*** Provided information
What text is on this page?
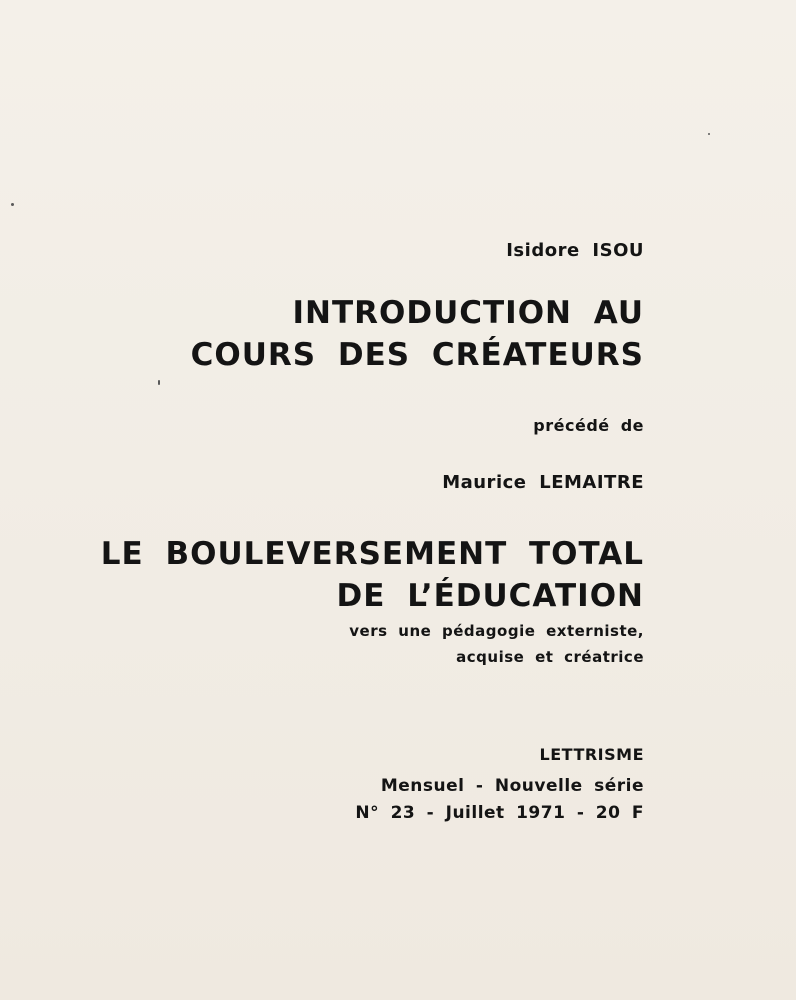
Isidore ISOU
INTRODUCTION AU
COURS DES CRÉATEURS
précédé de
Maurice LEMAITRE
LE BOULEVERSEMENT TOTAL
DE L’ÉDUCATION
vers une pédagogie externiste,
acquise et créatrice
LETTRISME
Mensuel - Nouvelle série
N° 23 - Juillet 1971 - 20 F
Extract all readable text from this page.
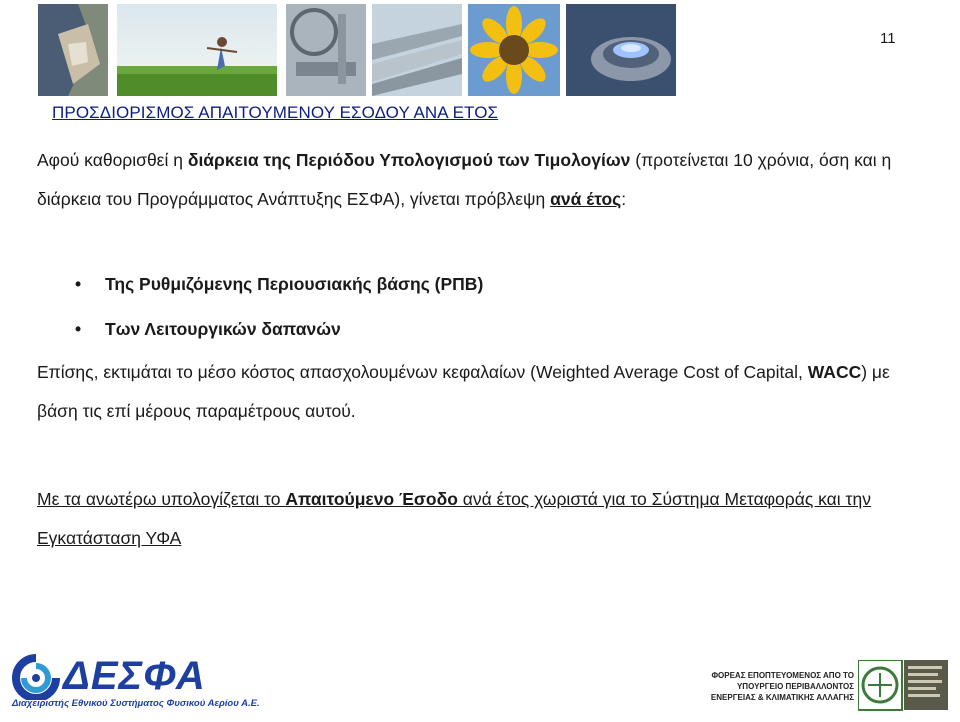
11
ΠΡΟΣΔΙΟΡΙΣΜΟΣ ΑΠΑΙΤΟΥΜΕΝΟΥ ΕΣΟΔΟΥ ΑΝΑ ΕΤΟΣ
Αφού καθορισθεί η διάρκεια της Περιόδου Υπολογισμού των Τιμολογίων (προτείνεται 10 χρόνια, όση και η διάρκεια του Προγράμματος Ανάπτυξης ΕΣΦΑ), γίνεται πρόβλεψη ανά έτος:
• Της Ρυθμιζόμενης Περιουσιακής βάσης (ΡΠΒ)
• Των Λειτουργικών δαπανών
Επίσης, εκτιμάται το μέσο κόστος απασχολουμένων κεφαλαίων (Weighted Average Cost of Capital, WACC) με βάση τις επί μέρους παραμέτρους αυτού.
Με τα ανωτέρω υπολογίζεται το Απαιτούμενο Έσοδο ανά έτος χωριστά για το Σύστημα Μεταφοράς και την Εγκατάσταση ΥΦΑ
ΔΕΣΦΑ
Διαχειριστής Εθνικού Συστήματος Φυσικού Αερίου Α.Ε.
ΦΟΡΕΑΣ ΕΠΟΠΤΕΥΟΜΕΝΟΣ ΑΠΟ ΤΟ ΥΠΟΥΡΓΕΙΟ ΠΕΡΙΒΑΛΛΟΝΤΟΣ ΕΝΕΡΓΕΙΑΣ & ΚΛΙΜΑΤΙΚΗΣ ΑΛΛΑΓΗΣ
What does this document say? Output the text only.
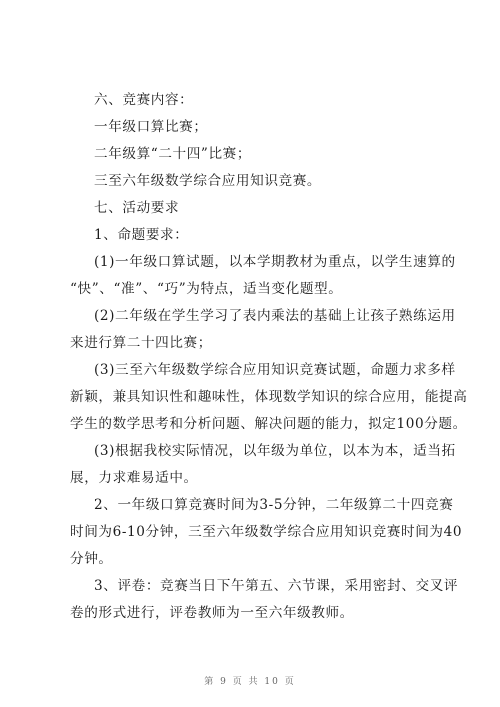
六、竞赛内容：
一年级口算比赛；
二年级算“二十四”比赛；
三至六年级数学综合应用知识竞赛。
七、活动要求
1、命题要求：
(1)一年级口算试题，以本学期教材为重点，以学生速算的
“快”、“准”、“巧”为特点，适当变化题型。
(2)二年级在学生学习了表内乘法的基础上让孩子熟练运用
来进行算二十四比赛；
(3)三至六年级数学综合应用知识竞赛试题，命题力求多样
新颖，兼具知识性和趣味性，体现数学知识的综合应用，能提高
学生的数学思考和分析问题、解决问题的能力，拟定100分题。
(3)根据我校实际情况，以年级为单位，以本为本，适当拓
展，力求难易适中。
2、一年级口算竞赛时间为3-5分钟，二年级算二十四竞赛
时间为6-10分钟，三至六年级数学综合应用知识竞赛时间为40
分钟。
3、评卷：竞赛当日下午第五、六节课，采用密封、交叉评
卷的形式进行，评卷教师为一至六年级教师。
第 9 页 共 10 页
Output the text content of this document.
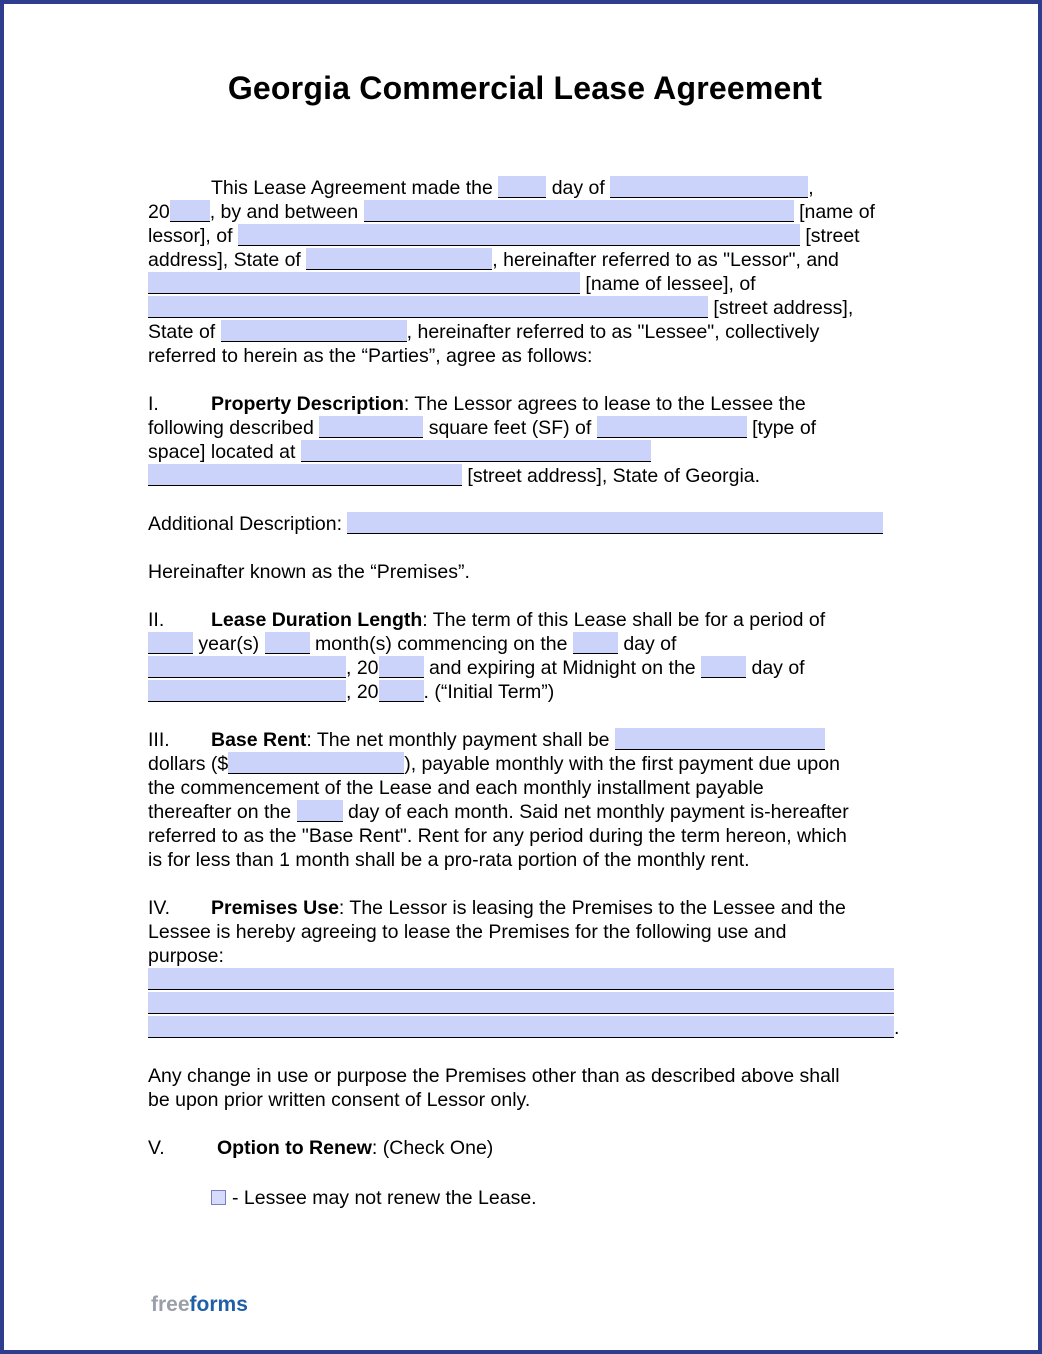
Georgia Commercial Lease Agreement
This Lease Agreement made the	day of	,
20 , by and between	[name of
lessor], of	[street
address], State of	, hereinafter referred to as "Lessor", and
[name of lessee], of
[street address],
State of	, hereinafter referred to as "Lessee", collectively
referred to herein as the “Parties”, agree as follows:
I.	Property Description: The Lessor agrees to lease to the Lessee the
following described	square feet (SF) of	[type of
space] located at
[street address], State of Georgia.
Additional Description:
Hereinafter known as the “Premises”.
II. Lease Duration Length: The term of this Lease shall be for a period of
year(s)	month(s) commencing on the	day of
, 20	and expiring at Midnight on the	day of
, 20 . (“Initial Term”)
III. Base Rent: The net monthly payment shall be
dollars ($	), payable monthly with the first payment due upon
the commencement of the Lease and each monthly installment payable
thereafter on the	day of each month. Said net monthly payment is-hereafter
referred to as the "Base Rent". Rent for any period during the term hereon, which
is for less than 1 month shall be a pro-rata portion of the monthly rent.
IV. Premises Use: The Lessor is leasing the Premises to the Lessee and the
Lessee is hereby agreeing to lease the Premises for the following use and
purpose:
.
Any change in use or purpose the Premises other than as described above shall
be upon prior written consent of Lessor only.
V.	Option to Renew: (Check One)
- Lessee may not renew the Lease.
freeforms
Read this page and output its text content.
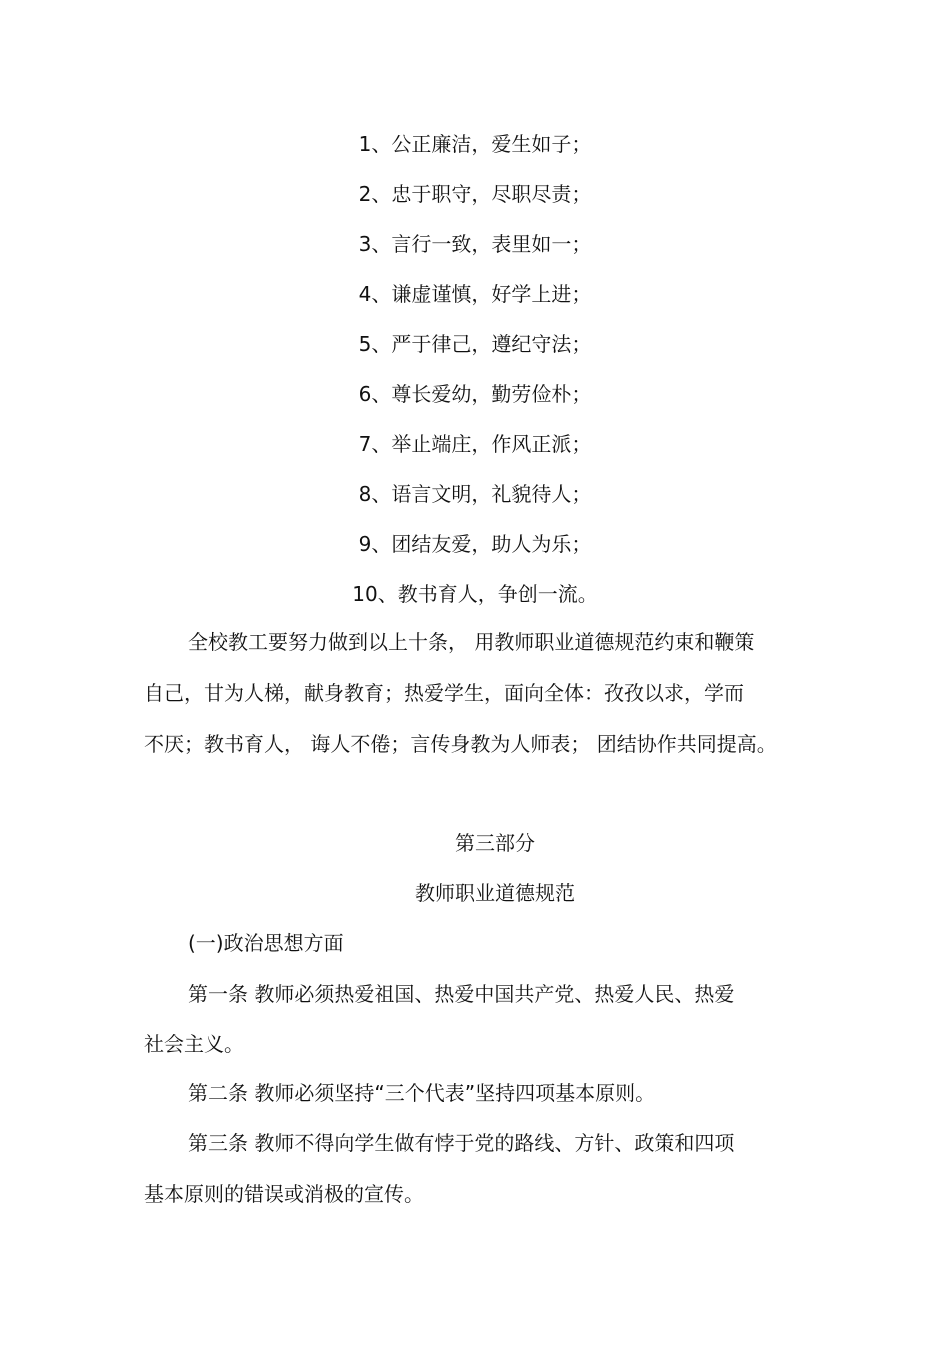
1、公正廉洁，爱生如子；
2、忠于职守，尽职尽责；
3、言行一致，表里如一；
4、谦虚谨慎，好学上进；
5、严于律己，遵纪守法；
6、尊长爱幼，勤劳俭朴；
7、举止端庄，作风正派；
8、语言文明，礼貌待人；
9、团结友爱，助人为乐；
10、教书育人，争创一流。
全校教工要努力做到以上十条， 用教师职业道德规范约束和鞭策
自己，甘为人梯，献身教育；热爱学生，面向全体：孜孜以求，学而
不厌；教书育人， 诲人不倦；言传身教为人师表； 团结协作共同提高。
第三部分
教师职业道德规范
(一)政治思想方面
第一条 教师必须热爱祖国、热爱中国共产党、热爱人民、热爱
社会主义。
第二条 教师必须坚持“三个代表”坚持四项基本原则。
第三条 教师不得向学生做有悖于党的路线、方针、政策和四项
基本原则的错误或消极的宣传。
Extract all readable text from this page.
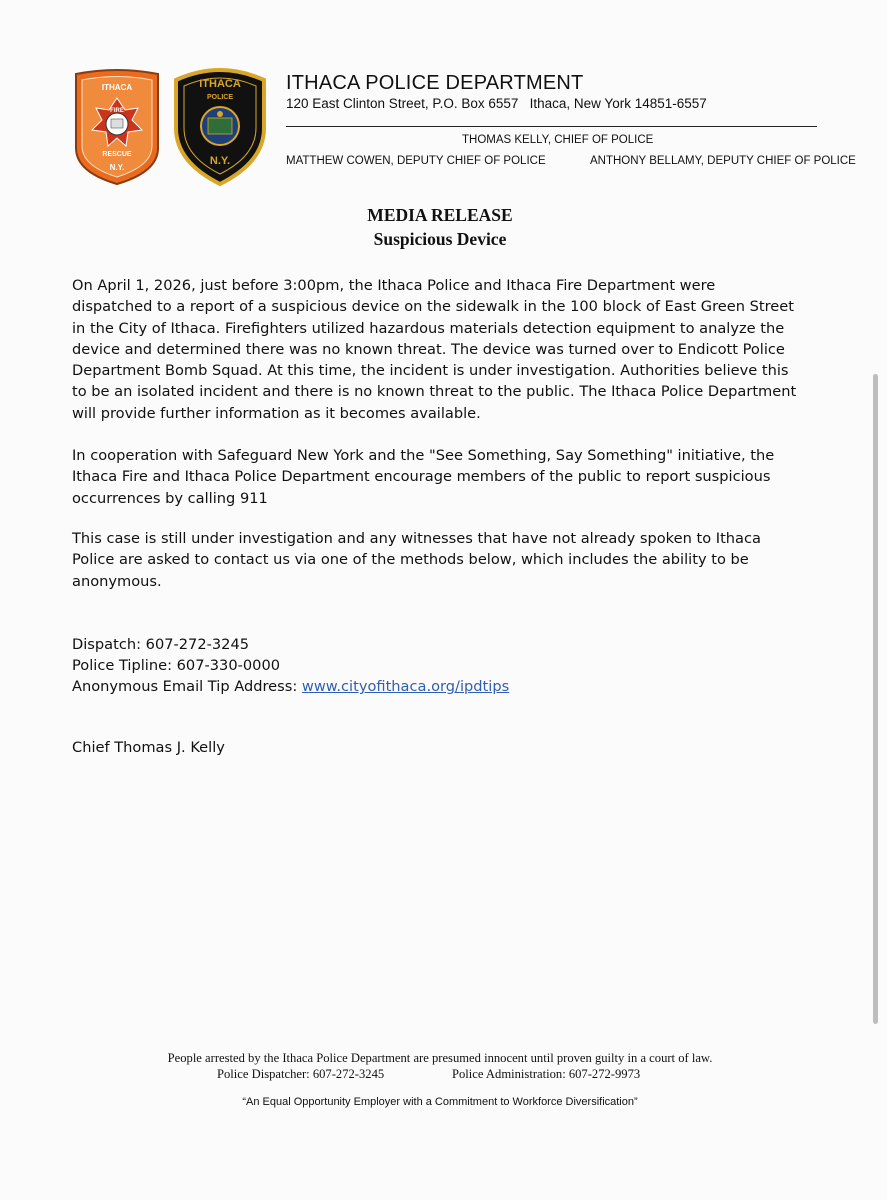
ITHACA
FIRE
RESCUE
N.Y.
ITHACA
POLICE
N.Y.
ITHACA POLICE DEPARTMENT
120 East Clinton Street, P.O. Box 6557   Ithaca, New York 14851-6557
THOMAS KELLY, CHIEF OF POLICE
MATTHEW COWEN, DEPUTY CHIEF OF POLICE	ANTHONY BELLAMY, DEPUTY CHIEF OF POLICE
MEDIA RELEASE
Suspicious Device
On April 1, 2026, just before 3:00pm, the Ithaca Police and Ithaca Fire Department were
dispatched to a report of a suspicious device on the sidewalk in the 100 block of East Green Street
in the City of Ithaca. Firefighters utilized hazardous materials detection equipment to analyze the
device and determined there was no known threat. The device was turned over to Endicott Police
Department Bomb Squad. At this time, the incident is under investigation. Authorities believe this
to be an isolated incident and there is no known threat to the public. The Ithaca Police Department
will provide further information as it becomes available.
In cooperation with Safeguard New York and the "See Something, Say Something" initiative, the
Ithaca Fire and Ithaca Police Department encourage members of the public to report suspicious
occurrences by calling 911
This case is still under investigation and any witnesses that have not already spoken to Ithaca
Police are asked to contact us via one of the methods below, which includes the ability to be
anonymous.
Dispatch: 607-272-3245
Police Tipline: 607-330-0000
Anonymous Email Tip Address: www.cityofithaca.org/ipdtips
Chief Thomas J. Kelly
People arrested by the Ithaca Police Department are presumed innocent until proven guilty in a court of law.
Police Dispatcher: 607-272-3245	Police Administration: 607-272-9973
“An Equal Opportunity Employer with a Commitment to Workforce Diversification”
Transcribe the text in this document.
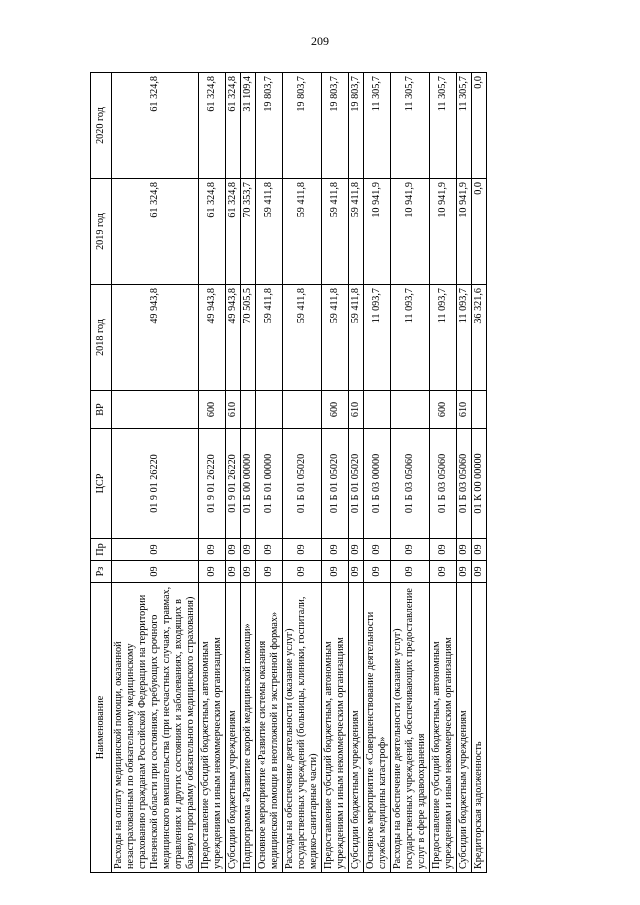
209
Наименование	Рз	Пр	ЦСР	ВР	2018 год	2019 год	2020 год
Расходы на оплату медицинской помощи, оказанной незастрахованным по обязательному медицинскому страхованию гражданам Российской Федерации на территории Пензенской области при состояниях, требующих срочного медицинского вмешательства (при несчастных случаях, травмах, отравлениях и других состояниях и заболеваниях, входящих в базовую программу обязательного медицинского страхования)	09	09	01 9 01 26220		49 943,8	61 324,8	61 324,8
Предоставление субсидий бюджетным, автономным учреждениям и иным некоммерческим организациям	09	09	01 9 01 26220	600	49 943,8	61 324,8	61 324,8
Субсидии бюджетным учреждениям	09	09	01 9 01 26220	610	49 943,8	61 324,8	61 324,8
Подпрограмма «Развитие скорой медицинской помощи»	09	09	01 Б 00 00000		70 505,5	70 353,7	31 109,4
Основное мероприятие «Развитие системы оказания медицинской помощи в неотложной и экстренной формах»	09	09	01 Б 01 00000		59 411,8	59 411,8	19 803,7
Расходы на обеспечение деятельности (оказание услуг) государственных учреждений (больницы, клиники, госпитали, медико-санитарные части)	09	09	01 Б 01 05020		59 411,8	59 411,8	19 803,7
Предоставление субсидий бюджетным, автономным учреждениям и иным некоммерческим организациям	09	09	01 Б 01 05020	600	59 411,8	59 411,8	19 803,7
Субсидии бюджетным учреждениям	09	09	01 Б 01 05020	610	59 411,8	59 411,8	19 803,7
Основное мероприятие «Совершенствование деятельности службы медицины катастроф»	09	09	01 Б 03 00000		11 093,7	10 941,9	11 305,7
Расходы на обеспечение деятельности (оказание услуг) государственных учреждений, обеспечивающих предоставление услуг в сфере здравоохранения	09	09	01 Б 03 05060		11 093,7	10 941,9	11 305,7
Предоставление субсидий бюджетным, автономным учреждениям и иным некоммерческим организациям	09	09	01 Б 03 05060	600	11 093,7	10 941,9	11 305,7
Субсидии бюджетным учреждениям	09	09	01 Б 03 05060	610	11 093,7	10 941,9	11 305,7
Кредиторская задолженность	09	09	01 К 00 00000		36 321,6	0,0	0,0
******
| Your objective |
Report how many lines of the listing hold the word "State", with nothing but the number.

| Solution to the exercise |
3